Objective: Copy each line that contains the string "deployment".

Dataset records:
****************************************

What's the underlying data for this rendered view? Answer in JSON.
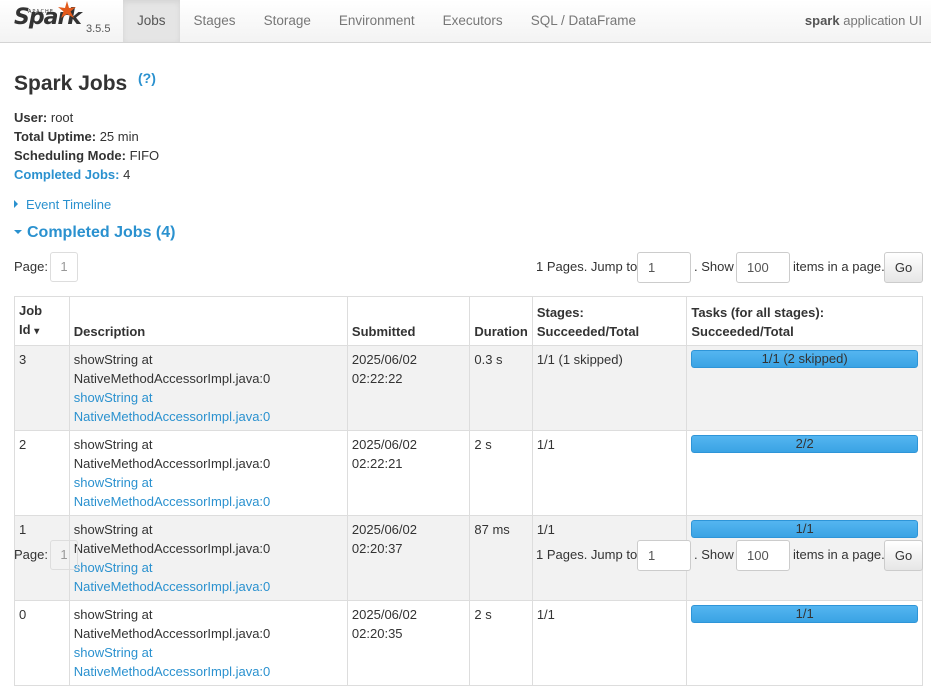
{
  "navbar": {
    "brand_apache": "APACHE",
    "brand_name": "Spark",
    "version": "3.5.5",
    "tabs": [
      {
        "label": "Jobs",
        "active": true
      },
      {
        "label": "Stages",
        "active": false
      },
      {
        "label": "Storage",
        "active": false
      },
      {
        "label": "Environment",
        "active": false
      },
      {
        "label": "Executors",
        "active": false
      },
      {
        "label": "SQL / DataFrame",
        "active": false
      }
    ],
    "app_name": "spark",
    "app_suffix": " application UI"
  },
  "page": {
    "title": "Spark Jobs",
    "help": "(?)"
  },
  "summary": {
    "user_label": "User:",
    "user_value": " root",
    "uptime_label": "Total Uptime:",
    "uptime_value": " 25 min",
    "sched_label": "Scheduling Mode:",
    "sched_value": " FIFO",
    "completed_label": "Completed Jobs:",
    "completed_value": " 4"
  },
  "event_timeline": "Event Timeline",
  "completed_section": "Completed Jobs (4)",
  "pagination": {
    "page_label": "Page:",
    "current_page": "1",
    "jump_text": "1 Pages. Jump to",
    "jump_value": "1",
    "show_text": ". Show",
    "show_value": "100",
    "items_text": "items in a page.",
    "go_label": "Go"
  },
  "table": {
    "headers": {
      "job_id_line1": "Job",
      "job_id_line2": "Id",
      "sort_indicator": "▾",
      "description": "Description",
      "submitted": "Submitted",
      "duration": "Duration",
      "stages_line1": "Stages:",
      "stages_line2": "Succeeded/Total",
      "tasks_line1": "Tasks (for all stages):",
      "tasks_line2": "Succeeded/Total"
    },
    "rows": [
      {
        "id": "3",
        "desc": "showString at NativeMethodAccessorImpl.java:0",
        "desc_link": "showString at NativeMethodAccessorImpl.java:0",
        "submitted_date": "2025/06/02",
        "submitted_time": "02:22:22",
        "duration": "0.3 s",
        "stages": "1/1 (1 skipped)",
        "tasks": "1/1 (2 skipped)",
        "progress": 1.0
      },
      {
        "id": "2",
        "desc": "showString at NativeMethodAccessorImpl.java:0",
        "desc_link": "showString at NativeMethodAccessorImpl.java:0",
        "submitted_date": "2025/06/02",
        "submitted_time": "02:22:21",
        "duration": "2 s",
        "stages": "1/1",
        "tasks": "2/2",
        "progress": 1.0
      },
      {
        "id": "1",
        "desc": "showString at NativeMethodAccessorImpl.java:0",
        "desc_link": "showString at NativeMethodAccessorImpl.java:0",
        "submitted_date": "2025/06/02",
        "submitted_time": "02:20:37",
        "duration": "87 ms",
        "stages": "1/1",
        "tasks": "1/1",
        "progress": 1.0
      },
      {
        "id": "0",
        "desc": "showString at NativeMethodAccessorImpl.java:0",
        "desc_link": "showString at NativeMethodAccessorImpl.java:0",
        "submitted_date": "2025/06/02",
        "submitted_time": "02:20:35",
        "duration": "2 s",
        "stages": "1/1",
        "tasks": "1/1",
        "progress": 1.0
      }
    ]
  },
  "colors": {
    "link": "#2a91cf",
    "progress_bar": "#3aa3e4",
    "logo_star": "#e25a1c"
  }
}
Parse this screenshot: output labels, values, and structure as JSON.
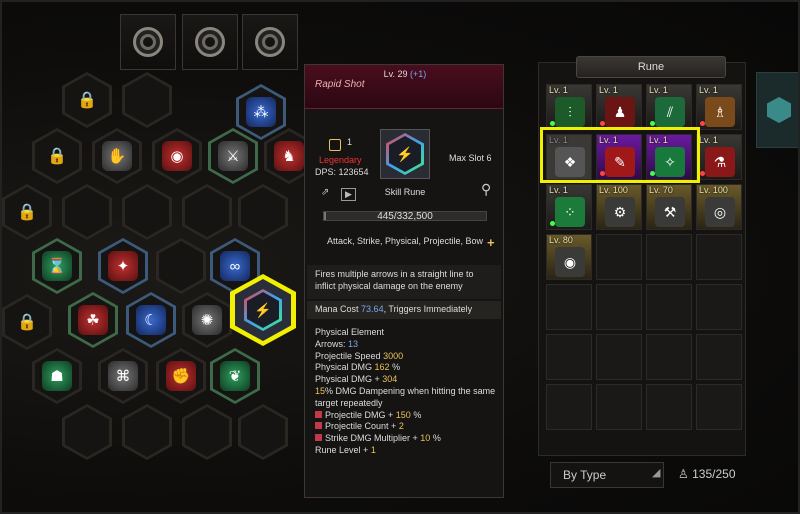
{
  "tooltip": {
    "title": "Rapid Shot",
    "level_label": "Lv. 29",
    "level_bonus": "(+1)",
    "grade_number": "1",
    "rarity": "Legendary",
    "dps": "DPS: 123654",
    "max_slot": "Max Slot 6",
    "rune_type": "Skill Rune",
    "xp_text": "445/332,500",
    "xp_fraction": 0.0013,
    "tags": "Attack, Strike, Physical, Projectile, Bow",
    "description": "Fires multiple arrows in a straight line to inflict physical damage on the enemy",
    "mana_label": "Mana Cost",
    "mana_value": "73.64",
    "mana_suffix": ", Triggers Immediately",
    "stats": {
      "element": "Physical Element",
      "arrows_label": "Arrows:",
      "arrows_value": "13",
      "proj_speed_label": "Projectile Speed",
      "proj_speed_value": "3000",
      "phys_dmg_label": "Physical DMG",
      "phys_dmg_value": "162",
      "phys_dmg_unit": "%",
      "phys_flat_label": "Physical DMG +",
      "phys_flat_value": "304",
      "dampen_value": "15",
      "dampen_text": "% DMG Dampening when hitting the same target repeatedly",
      "bonus1_label": "Projectile DMG +",
      "bonus1_value": "150",
      "bonus1_unit": "%",
      "bonus2_label": "Projectile Count +",
      "bonus2_value": "2",
      "bonus3_label": "Strike DMG Multiplier +",
      "bonus3_value": "10",
      "bonus3_unit": "%",
      "rune_level_label": "Rune Level +",
      "rune_level_value": "1"
    }
  },
  "rune_panel": {
    "title": "Rune",
    "items": [
      {
        "lv": "Lv. 1"
      },
      {
        "lv": "Lv. 1"
      },
      {
        "lv": "Lv. 1"
      },
      {
        "lv": "Lv. 1"
      },
      {
        "lv": "Lv. 1"
      },
      {
        "lv": "Lv. 1"
      },
      {
        "lv": "Lv. 1"
      },
      {
        "lv": "Lv. 1"
      },
      {
        "lv": "Lv. 1"
      },
      {
        "lv": "Lv. 100"
      },
      {
        "lv": "Lv. 70"
      },
      {
        "lv": "Lv. 100"
      },
      {
        "lv": "Lv. 80"
      }
    ],
    "sort_label": "By Type",
    "capacity": "135/250"
  }
}
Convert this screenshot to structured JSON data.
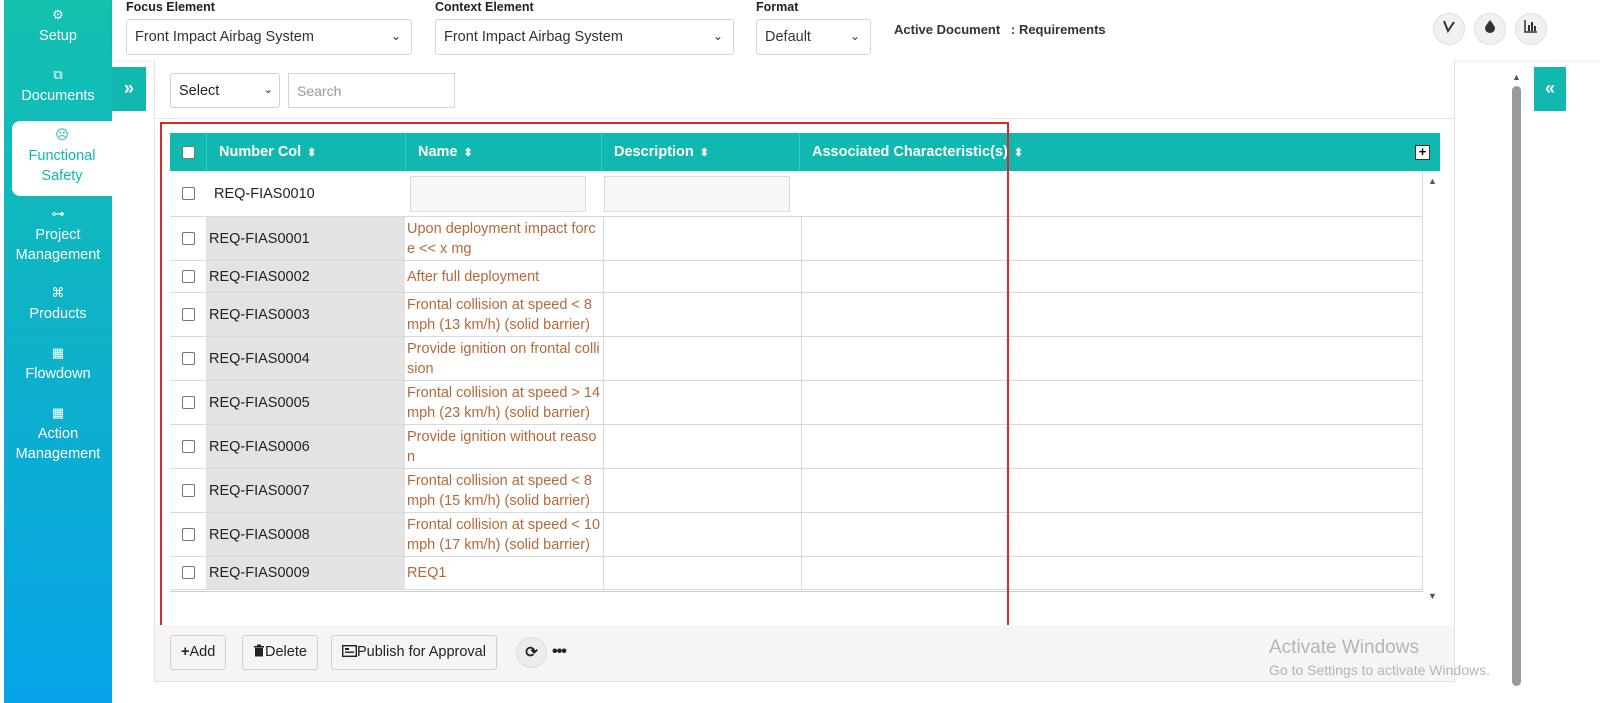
{
  "sidebar": {
    "items": [
      {
        "label": "Setup",
        "icon": "⚙"
      },
      {
        "label": "Documents",
        "icon": "⧉"
      },
      {
        "label": "Functional Safety",
        "icon": "☹"
      },
      {
        "label": "Project Management",
        "icon": "⊶"
      },
      {
        "label": "Products",
        "icon": "⌘"
      },
      {
        "label": "Flowdown",
        "icon": "▦"
      },
      {
        "label": "Action Management",
        "icon": "▦"
      }
    ]
  },
  "topbar": {
    "focus_label": "Focus Element",
    "focus_value": "Front Impact Airbag System",
    "context_label": "Context Element",
    "context_value": "Front Impact Airbag System",
    "format_label": "Format",
    "format_value": "Default",
    "active_doc_label": "Active Document",
    "active_doc_value": ": Requirements",
    "chevron": "⌄"
  },
  "toggles": {
    "expand": "»",
    "collapse": "«"
  },
  "filter": {
    "select_value": "Select",
    "search_placeholder": "Search"
  },
  "grid": {
    "columns": [
      "Number Col",
      "Name",
      "Description",
      "Associated Characteristic(s)"
    ],
    "sort_glyph": "⬍",
    "expand_glyph": "+",
    "new_row_number": "REQ-FIAS0010",
    "rows": [
      {
        "number": "REQ-FIAS0001",
        "name": "Upon deployment impact force << x mg"
      },
      {
        "number": "REQ-FIAS0002",
        "name": "After full deployment"
      },
      {
        "number": "REQ-FIAS0003",
        "name": "Frontal collision at speed < 8 mph (13 km/h) (solid barrier)"
      },
      {
        "number": "REQ-FIAS0004",
        "name": "Provide ignition on frontal collision"
      },
      {
        "number": "REQ-FIAS0005",
        "name": "Frontal collision at speed > 14 mph (23 km/h) (solid barrier)"
      },
      {
        "number": "REQ-FIAS0006",
        "name": "Provide ignition without reason"
      },
      {
        "number": "REQ-FIAS0007",
        "name": "Frontal collision at speed < 8 mph (15 km/h) (solid barrier)"
      },
      {
        "number": "REQ-FIAS0008",
        "name": "Frontal collision at speed < 10 mph (17 km/h) (solid barrier)"
      },
      {
        "number": "REQ-FIAS0009",
        "name": "REQ1"
      }
    ]
  },
  "footer": {
    "add": "Add",
    "delete": "Delete",
    "publish": "Publish for Approval",
    "refresh": "⟳",
    "more": "•••"
  },
  "watermark": {
    "line1": "Activate Windows",
    "line2": "Go to Settings to activate Windows."
  }
}
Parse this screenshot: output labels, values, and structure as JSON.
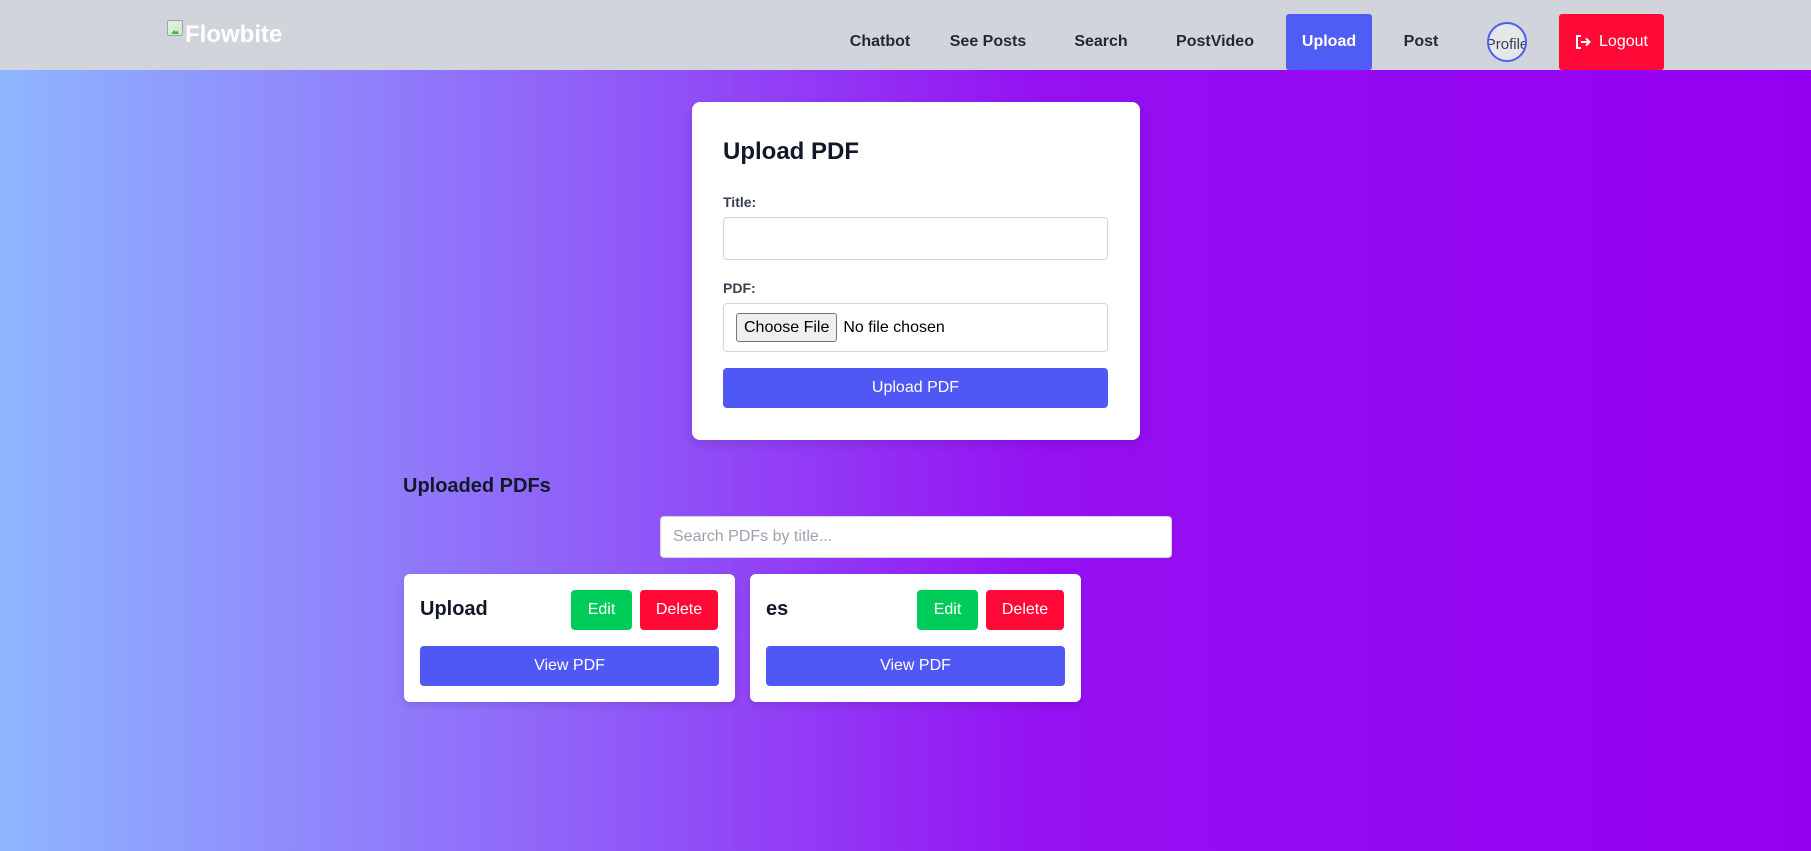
{
  "navbar": {
    "brand": "Flowbite",
    "links": [
      {
        "label": "Chatbot",
        "active": false
      },
      {
        "label": "See Posts",
        "active": false
      },
      {
        "label": "Search",
        "active": false
      },
      {
        "label": "PostVideo",
        "active": false
      },
      {
        "label": "Upload",
        "active": true
      },
      {
        "label": "Post",
        "active": false
      }
    ],
    "avatar_alt": "Profile",
    "logout_label": "Logout"
  },
  "upload_form": {
    "heading": "Upload PDF",
    "title_label": "Title:",
    "title_value": "",
    "pdf_label": "PDF:",
    "choose_file_label": "Choose File",
    "file_status": "No file chosen",
    "submit_label": "Upload PDF"
  },
  "uploaded": {
    "heading": "Uploaded PDFs",
    "search_placeholder": "Search PDFs by title...",
    "items": [
      {
        "title": "Upload",
        "edit_label": "Edit",
        "delete_label": "Delete",
        "view_label": "View PDF"
      },
      {
        "title": "es",
        "edit_label": "Edit",
        "delete_label": "Delete",
        "view_label": "View PDF"
      }
    ]
  },
  "colors": {
    "primary": "#4f58f5",
    "success": "#00cc5a",
    "danger": "#ff0a37",
    "navbar_bg": "#d1d5db"
  },
  "icons": {
    "logout": "sign-out-icon",
    "brand": "broken-image-icon"
  }
}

****************************************

Solution to this task:
        "name": "Upon deployment impact force << x mg"
        "name": "After full deployment"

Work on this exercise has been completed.